◆ **Available records**:
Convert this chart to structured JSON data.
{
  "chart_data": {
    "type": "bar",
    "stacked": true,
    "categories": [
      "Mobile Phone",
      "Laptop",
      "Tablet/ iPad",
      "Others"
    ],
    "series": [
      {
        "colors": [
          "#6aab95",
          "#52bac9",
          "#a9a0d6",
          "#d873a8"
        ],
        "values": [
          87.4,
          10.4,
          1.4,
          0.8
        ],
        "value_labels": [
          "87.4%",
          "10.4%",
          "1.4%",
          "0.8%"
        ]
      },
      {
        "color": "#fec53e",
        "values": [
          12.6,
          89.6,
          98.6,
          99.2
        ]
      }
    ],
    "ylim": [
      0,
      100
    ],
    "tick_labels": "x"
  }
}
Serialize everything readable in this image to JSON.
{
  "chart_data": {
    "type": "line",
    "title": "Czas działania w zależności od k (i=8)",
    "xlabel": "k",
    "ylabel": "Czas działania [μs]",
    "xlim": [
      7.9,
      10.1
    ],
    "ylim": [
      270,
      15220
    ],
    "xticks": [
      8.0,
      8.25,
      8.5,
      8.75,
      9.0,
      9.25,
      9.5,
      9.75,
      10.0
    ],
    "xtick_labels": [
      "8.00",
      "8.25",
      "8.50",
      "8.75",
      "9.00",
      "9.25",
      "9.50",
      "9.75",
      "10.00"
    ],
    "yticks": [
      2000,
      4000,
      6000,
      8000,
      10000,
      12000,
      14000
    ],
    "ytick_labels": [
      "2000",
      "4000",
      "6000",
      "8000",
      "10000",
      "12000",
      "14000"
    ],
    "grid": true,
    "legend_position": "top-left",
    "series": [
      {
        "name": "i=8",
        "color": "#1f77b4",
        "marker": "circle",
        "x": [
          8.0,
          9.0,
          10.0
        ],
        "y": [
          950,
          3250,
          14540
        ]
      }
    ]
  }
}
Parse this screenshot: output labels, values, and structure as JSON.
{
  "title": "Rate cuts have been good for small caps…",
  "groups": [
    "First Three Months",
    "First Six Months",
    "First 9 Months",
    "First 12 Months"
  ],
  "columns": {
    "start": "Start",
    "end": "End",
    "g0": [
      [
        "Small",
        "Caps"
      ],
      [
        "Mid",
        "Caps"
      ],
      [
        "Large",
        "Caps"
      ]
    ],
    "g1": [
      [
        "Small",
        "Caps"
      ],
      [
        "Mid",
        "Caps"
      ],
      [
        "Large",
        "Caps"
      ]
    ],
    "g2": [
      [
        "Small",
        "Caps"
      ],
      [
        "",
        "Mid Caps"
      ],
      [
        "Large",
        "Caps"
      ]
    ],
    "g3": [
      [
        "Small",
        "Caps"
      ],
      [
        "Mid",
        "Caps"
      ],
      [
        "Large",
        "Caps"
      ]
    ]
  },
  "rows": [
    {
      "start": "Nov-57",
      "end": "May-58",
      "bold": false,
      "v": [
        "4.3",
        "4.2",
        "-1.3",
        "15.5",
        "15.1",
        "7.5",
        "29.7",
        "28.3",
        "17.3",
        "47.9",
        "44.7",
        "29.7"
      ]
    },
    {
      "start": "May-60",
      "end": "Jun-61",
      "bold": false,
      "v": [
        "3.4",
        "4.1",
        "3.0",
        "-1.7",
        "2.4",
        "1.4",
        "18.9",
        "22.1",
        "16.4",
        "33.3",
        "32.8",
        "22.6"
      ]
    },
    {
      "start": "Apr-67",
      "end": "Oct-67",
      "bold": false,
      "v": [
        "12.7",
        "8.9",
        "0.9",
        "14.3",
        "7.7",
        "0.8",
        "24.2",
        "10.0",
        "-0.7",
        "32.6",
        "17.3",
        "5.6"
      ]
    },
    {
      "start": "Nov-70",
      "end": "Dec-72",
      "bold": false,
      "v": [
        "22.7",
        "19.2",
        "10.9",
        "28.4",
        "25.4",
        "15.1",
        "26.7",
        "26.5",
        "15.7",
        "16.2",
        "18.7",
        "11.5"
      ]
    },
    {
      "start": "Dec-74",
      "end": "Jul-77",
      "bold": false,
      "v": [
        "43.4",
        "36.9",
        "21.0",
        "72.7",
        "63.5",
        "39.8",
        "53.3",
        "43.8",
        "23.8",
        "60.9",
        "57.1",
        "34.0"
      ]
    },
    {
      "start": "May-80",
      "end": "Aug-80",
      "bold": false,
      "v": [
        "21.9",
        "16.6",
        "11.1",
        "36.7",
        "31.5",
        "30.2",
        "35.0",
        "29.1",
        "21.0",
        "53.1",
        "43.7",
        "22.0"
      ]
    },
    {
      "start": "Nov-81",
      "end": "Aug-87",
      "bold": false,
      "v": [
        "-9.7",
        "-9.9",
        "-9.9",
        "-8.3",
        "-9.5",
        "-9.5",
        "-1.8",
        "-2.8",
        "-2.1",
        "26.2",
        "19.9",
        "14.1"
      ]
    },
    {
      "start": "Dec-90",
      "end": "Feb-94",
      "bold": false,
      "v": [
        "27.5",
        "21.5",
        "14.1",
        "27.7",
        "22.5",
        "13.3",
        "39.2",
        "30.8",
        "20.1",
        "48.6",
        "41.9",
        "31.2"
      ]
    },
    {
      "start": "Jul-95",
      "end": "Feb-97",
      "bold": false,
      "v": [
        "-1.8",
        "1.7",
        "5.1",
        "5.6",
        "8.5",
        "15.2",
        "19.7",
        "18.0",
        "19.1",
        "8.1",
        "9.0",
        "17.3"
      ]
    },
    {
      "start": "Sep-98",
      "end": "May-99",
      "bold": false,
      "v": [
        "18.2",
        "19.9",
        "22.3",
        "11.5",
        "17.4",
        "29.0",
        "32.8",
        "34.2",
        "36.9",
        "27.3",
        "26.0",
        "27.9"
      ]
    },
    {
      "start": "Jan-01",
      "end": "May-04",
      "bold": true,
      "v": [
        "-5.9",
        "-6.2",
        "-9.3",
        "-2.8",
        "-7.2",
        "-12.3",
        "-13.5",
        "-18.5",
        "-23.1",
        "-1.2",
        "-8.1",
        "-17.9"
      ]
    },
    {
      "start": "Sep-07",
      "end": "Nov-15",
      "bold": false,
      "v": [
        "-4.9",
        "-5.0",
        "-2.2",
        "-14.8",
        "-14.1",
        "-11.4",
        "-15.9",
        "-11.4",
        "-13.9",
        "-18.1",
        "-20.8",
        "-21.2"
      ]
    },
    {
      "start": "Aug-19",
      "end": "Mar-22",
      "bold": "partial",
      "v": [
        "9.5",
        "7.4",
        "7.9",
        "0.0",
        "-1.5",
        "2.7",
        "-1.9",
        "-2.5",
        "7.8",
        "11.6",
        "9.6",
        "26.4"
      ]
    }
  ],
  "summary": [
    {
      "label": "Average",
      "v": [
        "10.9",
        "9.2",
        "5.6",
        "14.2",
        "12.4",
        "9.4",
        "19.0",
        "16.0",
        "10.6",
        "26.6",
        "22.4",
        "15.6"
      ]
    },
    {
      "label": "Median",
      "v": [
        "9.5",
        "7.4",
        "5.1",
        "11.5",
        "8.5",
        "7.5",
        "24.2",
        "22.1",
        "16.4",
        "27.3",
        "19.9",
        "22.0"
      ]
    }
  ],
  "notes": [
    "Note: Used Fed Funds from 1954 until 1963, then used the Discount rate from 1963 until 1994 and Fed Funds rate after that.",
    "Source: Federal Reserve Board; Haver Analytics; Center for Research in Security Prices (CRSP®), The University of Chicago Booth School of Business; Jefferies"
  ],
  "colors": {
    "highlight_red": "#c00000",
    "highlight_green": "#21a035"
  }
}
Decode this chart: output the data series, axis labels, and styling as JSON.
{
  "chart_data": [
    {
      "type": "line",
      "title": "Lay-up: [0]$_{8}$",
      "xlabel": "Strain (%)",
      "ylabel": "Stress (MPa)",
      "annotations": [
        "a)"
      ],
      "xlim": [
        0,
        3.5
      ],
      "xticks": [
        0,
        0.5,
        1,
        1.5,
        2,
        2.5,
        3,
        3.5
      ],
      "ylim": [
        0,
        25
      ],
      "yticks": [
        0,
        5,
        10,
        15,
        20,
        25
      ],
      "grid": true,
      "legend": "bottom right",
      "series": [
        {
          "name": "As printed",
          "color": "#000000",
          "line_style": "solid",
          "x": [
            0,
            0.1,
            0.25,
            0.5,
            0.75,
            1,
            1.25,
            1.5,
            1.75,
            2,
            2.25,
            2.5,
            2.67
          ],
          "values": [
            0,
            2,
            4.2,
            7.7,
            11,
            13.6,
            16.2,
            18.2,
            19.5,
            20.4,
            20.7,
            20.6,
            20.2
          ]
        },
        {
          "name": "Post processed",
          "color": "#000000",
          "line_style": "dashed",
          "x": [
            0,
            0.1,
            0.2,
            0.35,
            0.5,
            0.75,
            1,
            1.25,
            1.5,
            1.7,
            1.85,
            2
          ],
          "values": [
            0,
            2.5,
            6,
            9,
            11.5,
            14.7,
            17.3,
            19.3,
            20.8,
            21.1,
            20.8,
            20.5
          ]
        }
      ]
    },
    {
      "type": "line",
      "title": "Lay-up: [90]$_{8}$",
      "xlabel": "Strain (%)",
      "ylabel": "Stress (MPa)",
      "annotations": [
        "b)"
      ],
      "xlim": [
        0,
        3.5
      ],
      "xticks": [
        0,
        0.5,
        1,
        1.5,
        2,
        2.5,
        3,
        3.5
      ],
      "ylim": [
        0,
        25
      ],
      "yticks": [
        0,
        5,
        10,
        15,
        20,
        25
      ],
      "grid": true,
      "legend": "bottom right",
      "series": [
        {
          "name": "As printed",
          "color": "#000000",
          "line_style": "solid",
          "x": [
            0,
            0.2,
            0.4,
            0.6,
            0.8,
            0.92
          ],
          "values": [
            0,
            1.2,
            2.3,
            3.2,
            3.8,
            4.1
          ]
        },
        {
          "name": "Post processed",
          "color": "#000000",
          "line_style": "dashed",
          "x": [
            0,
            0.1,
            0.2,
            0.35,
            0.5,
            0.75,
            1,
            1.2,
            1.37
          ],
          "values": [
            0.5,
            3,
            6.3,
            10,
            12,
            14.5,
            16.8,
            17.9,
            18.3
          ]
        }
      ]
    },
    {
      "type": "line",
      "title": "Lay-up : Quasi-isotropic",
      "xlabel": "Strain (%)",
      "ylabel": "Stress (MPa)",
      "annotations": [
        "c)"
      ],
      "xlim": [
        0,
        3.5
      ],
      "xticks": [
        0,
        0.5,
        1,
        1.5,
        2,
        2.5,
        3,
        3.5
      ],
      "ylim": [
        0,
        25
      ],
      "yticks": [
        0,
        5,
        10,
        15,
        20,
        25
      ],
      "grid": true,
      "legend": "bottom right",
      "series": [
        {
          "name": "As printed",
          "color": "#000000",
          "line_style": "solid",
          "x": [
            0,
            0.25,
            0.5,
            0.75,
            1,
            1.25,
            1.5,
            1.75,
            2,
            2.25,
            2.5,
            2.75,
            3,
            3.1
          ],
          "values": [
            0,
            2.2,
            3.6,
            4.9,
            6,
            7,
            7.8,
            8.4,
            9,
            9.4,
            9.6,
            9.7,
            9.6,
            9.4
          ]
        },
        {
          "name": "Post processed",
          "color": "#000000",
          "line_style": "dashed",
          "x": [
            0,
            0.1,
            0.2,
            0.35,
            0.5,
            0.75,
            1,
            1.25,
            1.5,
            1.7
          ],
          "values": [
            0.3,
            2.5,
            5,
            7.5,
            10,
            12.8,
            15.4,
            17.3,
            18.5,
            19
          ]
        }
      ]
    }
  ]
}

◆ **What the exercise asks**:
Identify each line in the records above that contains the word "First", and copy it out in full.

◆ **Problem solution**:
    "First Three Months",
    "First Six Months",
    "First 9 Months",
    "First 12 Months"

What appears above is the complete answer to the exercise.